*Rows*:
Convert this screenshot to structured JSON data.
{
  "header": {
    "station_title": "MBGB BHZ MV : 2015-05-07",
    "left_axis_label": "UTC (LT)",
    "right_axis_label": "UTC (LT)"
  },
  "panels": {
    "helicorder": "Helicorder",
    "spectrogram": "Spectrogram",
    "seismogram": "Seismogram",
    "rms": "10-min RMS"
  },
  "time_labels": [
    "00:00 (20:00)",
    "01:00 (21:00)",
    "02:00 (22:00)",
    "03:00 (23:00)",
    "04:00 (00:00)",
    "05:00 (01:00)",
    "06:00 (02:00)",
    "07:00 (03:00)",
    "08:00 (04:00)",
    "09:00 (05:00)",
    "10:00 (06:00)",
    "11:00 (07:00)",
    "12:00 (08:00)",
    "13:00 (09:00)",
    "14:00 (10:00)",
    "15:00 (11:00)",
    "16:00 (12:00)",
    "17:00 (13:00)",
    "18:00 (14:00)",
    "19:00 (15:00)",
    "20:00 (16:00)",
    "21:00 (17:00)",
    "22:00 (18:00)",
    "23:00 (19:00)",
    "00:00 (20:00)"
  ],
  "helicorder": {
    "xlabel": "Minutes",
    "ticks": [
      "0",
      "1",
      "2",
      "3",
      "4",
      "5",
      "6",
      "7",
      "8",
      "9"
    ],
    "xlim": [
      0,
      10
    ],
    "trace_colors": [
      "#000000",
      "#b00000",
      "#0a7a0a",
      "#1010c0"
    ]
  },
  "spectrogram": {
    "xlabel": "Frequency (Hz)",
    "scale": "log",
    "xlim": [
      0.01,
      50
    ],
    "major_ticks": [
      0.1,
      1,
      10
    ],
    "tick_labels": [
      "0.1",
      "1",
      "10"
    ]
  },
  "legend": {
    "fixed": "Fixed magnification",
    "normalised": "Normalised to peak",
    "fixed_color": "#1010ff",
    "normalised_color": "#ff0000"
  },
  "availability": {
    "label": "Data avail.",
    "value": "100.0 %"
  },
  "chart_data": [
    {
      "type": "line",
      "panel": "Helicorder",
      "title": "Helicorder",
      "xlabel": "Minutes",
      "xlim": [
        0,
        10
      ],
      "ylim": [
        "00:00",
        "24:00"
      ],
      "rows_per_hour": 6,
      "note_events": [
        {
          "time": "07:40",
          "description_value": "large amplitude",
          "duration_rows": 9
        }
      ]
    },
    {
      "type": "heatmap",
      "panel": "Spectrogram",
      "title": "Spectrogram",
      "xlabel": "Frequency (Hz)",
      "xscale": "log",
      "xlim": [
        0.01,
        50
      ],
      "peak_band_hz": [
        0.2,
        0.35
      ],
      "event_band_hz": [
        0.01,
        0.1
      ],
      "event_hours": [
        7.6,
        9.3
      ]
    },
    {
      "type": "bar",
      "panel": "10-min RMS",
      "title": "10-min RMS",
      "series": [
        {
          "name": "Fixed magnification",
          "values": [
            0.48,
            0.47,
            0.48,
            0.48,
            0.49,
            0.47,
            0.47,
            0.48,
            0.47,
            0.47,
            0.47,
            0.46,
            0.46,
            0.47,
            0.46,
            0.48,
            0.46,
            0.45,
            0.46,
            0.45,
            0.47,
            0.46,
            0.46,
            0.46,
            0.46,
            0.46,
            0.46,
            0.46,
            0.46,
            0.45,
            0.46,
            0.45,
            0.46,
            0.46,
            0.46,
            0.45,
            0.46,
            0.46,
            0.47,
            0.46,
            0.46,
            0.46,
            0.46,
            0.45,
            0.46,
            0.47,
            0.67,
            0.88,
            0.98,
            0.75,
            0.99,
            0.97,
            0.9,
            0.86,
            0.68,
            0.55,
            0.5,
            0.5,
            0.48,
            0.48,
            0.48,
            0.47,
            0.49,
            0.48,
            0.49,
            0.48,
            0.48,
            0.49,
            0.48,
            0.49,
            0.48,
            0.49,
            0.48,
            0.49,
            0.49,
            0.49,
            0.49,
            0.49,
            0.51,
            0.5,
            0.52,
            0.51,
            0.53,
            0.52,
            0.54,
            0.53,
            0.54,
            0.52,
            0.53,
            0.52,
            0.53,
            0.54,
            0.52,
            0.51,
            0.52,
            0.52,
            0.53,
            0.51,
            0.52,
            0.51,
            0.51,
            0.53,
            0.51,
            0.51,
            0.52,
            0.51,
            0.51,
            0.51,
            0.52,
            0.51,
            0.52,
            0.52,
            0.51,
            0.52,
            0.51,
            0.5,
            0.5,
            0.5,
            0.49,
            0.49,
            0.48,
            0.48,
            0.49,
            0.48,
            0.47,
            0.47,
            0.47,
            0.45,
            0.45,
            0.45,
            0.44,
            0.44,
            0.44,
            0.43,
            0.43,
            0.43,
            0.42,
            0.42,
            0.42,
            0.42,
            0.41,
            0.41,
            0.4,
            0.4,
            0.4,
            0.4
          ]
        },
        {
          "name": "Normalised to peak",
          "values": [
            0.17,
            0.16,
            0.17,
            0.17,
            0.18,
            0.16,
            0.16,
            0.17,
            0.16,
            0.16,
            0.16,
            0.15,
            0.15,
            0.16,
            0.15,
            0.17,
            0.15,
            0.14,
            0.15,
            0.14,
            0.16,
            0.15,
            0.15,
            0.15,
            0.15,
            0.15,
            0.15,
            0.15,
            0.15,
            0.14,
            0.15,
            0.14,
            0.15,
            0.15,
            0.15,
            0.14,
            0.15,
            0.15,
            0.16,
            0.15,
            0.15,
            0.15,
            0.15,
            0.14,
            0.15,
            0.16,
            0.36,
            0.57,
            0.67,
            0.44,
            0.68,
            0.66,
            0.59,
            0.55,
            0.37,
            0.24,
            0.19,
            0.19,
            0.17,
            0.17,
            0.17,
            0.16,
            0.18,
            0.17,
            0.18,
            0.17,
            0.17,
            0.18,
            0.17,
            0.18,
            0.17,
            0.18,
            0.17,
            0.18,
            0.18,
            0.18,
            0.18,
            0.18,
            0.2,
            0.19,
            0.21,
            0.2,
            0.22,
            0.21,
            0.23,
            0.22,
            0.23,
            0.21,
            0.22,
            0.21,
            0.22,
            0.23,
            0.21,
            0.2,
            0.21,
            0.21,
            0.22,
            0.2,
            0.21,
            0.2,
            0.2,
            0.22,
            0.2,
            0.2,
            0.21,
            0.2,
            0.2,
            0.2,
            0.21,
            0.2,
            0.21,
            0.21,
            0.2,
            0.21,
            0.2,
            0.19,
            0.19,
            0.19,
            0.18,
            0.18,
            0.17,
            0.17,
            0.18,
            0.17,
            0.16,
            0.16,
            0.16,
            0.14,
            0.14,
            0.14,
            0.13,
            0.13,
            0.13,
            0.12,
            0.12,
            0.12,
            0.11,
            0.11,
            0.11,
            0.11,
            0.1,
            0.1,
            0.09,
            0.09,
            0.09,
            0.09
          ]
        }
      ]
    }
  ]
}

*Stated task*:
Identify the lines that hold the word "magnification". Copy every one of them.

*Result of the exercise*:
    "fixed": "Fixed magnification",
          "name": "Fixed magnification",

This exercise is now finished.